▶ _Request_
Filter the data below for the string "away" and copy each matching line.

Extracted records
####
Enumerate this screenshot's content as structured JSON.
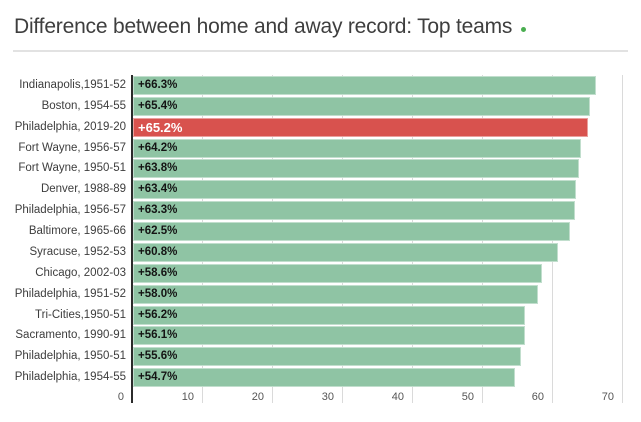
{
  "header": {
    "title": "Difference between home and away record: Top teams"
  },
  "colors": {
    "bar_green": "#8fc4a4",
    "bar_highlight_red": "#d8524e",
    "highlight_label": "#ffffff",
    "value_label": "#141414",
    "axis_line": "#2b2b2b",
    "gridline": "#dadada",
    "title_text": "#3e3e3e",
    "row_label_text": "#3d3d3d",
    "tick_label_text": "#555555",
    "divider": "#e2e2e2",
    "title_accent_dot": "#4aae50",
    "background": "#ffffff"
  },
  "chart_data": {
    "type": "bar",
    "orientation": "horizontal",
    "title": "Difference between home and away record: Top teams",
    "xlabel": "",
    "ylabel": "",
    "xlim": [
      0,
      72.7
    ],
    "x_ticks": [
      0,
      10,
      20,
      30,
      40,
      50,
      60,
      70
    ],
    "grid": "vertical",
    "legend": "none",
    "categories": [
      "Indianapolis,1951-52",
      "Boston, 1954-55",
      "Philadelphia, 2019-20",
      "Fort Wayne, 1956-57",
      "Fort Wayne, 1950-51",
      "Denver, 1988-89",
      "Philadelphia, 1956-57",
      "Baltimore, 1965-66",
      "Syracuse, 1952-53",
      "Chicago, 2002-03",
      "Philadelphia, 1951-52",
      "Tri-Cities,1950-51",
      "Sacramento, 1990-91",
      "Philadelphia, 1950-51",
      "Philadelphia, 1954-55"
    ],
    "values": [
      66.3,
      65.4,
      65.2,
      64.2,
      63.8,
      63.4,
      63.3,
      62.5,
      60.8,
      58.6,
      58.0,
      56.2,
      56.1,
      55.6,
      54.7
    ],
    "bar_labels": [
      "+66.3%",
      "+65.4%",
      "+65.2%",
      "+64.2%",
      "+63.8%",
      "+63.4%",
      "+63.3%",
      "+62.5%",
      "+60.8%",
      "+58.6%",
      "+58.0%",
      "+56.2%",
      "+56.1%",
      "+55.6%",
      "+54.7%"
    ],
    "highlighted_index": 2
  }
}
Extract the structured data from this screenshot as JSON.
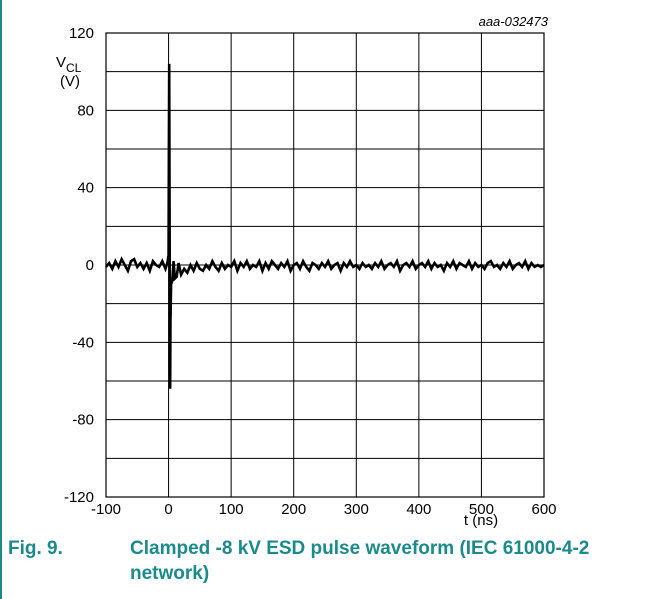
{
  "figure": {
    "number": "Fig. 9.",
    "title": "Clamped -8 kV ESD pulse waveform (IEC 61000-4-2 network)",
    "doc_id": "aaa-032473"
  },
  "colors": {
    "caption": "#1b8a8c",
    "grid": "#000000",
    "trace": "#000000"
  },
  "chart_data": {
    "type": "line",
    "title": "",
    "xlabel": "t (ns)",
    "ylabel_main": "V",
    "ylabel_sub": "CL",
    "ylabel_unit": "(V)",
    "xlim": [
      -100,
      600
    ],
    "ylim": [
      -120,
      120
    ],
    "x_ticks": [
      "-100",
      "0",
      "100",
      "200",
      "300",
      "400",
      "500",
      "600"
    ],
    "y_ticks": [
      "120",
      "80",
      "40",
      "0",
      "-40",
      "-80",
      "-120"
    ],
    "grid": true,
    "series": [
      {
        "values": [
          [
            -100,
            -1
          ],
          [
            -95,
            1
          ],
          [
            -90,
            -2
          ],
          [
            -85,
            2
          ],
          [
            -80,
            -1
          ],
          [
            -75,
            3
          ],
          [
            -70,
            0
          ],
          [
            -65,
            -3
          ],
          [
            -60,
            2
          ],
          [
            -55,
            3
          ],
          [
            -50,
            -1
          ],
          [
            -45,
            1
          ],
          [
            -40,
            -2
          ],
          [
            -35,
            1
          ],
          [
            -30,
            -3
          ],
          [
            -25,
            2
          ],
          [
            -20,
            0
          ],
          [
            -15,
            -1
          ],
          [
            -10,
            2
          ],
          [
            -5,
            -2
          ],
          [
            -2,
            1
          ],
          [
            0,
            5
          ],
          [
            0.5,
            60
          ],
          [
            1,
            104
          ],
          [
            1.5,
            40
          ],
          [
            2,
            -20
          ],
          [
            2.5,
            -64
          ],
          [
            3,
            -30
          ],
          [
            4,
            -10
          ],
          [
            6,
            -8
          ],
          [
            8,
            2
          ],
          [
            10,
            -7
          ],
          [
            13,
            -6
          ],
          [
            16,
            1
          ],
          [
            20,
            -5
          ],
          [
            25,
            -2
          ],
          [
            30,
            -4
          ],
          [
            35,
            0
          ],
          [
            40,
            -3
          ],
          [
            45,
            1
          ],
          [
            50,
            -2
          ],
          [
            55,
            -3
          ],
          [
            60,
            0
          ],
          [
            65,
            -2
          ],
          [
            70,
            2
          ],
          [
            75,
            -1
          ],
          [
            80,
            -3
          ],
          [
            85,
            1
          ],
          [
            90,
            -2
          ],
          [
            95,
            0
          ],
          [
            100,
            -1
          ],
          [
            105,
            2
          ],
          [
            110,
            -3
          ],
          [
            115,
            1
          ],
          [
            120,
            -1
          ],
          [
            125,
            2
          ],
          [
            130,
            -2
          ],
          [
            135,
            0
          ],
          [
            140,
            -1
          ],
          [
            145,
            2
          ],
          [
            150,
            -3
          ],
          [
            155,
            1
          ],
          [
            160,
            -2
          ],
          [
            165,
            2
          ],
          [
            170,
            0
          ],
          [
            175,
            -2
          ],
          [
            180,
            1
          ],
          [
            185,
            -1
          ],
          [
            190,
            2
          ],
          [
            195,
            -3
          ],
          [
            200,
            0
          ],
          [
            205,
            1
          ],
          [
            210,
            -2
          ],
          [
            215,
            2
          ],
          [
            220,
            -1
          ],
          [
            225,
            -3
          ],
          [
            230,
            1
          ],
          [
            235,
            0
          ],
          [
            240,
            -2
          ],
          [
            245,
            1
          ],
          [
            250,
            -1
          ],
          [
            255,
            2
          ],
          [
            260,
            -2
          ],
          [
            265,
            0
          ],
          [
            270,
            1
          ],
          [
            275,
            -3
          ],
          [
            280,
            1
          ],
          [
            285,
            -1
          ],
          [
            290,
            2
          ],
          [
            295,
            -1
          ],
          [
            300,
            0
          ],
          [
            305,
            -2
          ],
          [
            310,
            1
          ],
          [
            315,
            -1
          ],
          [
            320,
            0
          ],
          [
            325,
            -2
          ],
          [
            330,
            1
          ],
          [
            335,
            -1
          ],
          [
            340,
            2
          ],
          [
            345,
            -2
          ],
          [
            350,
            0
          ],
          [
            355,
            1
          ],
          [
            360,
            -1
          ],
          [
            365,
            2
          ],
          [
            370,
            -3
          ],
          [
            375,
            0
          ],
          [
            380,
            1
          ],
          [
            385,
            -1
          ],
          [
            390,
            2
          ],
          [
            395,
            -2
          ],
          [
            400,
            0
          ],
          [
            405,
            1
          ],
          [
            410,
            -1
          ],
          [
            415,
            2
          ],
          [
            420,
            -2
          ],
          [
            425,
            1
          ],
          [
            430,
            -1
          ],
          [
            435,
            0
          ],
          [
            440,
            -3
          ],
          [
            445,
            1
          ],
          [
            450,
            -1
          ],
          [
            455,
            2
          ],
          [
            460,
            -2
          ],
          [
            465,
            1
          ],
          [
            470,
            0
          ],
          [
            475,
            -1
          ],
          [
            480,
            2
          ],
          [
            485,
            -2
          ],
          [
            490,
            1
          ],
          [
            495,
            -1
          ],
          [
            500,
            0
          ],
          [
            505,
            -2
          ],
          [
            510,
            1
          ],
          [
            515,
            2
          ],
          [
            520,
            -1
          ],
          [
            525,
            0
          ],
          [
            530,
            -2
          ],
          [
            535,
            1
          ],
          [
            540,
            -1
          ],
          [
            545,
            2
          ],
          [
            550,
            -2
          ],
          [
            555,
            0
          ],
          [
            560,
            1
          ],
          [
            565,
            -1
          ],
          [
            570,
            2
          ],
          [
            575,
            -2
          ],
          [
            580,
            1
          ],
          [
            585,
            -1
          ],
          [
            590,
            0
          ],
          [
            595,
            -1
          ],
          [
            600,
            0
          ]
        ]
      }
    ]
  }
}
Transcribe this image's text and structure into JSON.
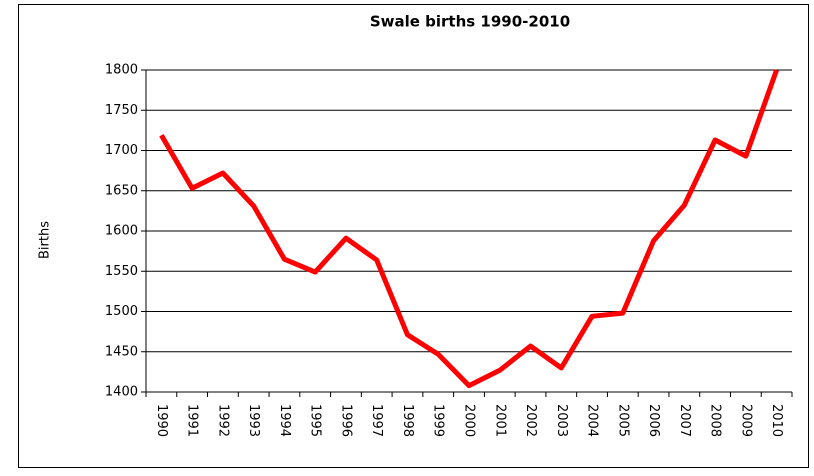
{
  "chart_data": {
    "type": "line",
    "title": "Swale births 1990-2010",
    "y_label": "Births",
    "categories": [
      "1990",
      "1991",
      "1992",
      "1993",
      "1994",
      "1995",
      "1996",
      "1997",
      "1998",
      "1999",
      "2000",
      "2001",
      "2002",
      "2003",
      "2004",
      "2005",
      "2006",
      "2007",
      "2008",
      "2009",
      "2010"
    ],
    "series": [
      {
        "name": "Births",
        "color": "#ff0000",
        "values": [
          1719,
          1653,
          1672,
          1631,
          1565,
          1549,
          1591,
          1564,
          1471,
          1447,
          1408,
          1427,
          1457,
          1430,
          1494,
          1498,
          1588,
          1632,
          1713,
          1693,
          1800
        ]
      }
    ],
    "ylim": [
      1400,
      1800
    ],
    "yticks": [
      1400,
      1450,
      1500,
      1550,
      1600,
      1650,
      1700,
      1750,
      1800
    ],
    "grid": true
  }
}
####
▶ _Solved problem_
    "title": "Difference between home and away record: Top teams"
    "title": "Difference between home and away record: Top teams",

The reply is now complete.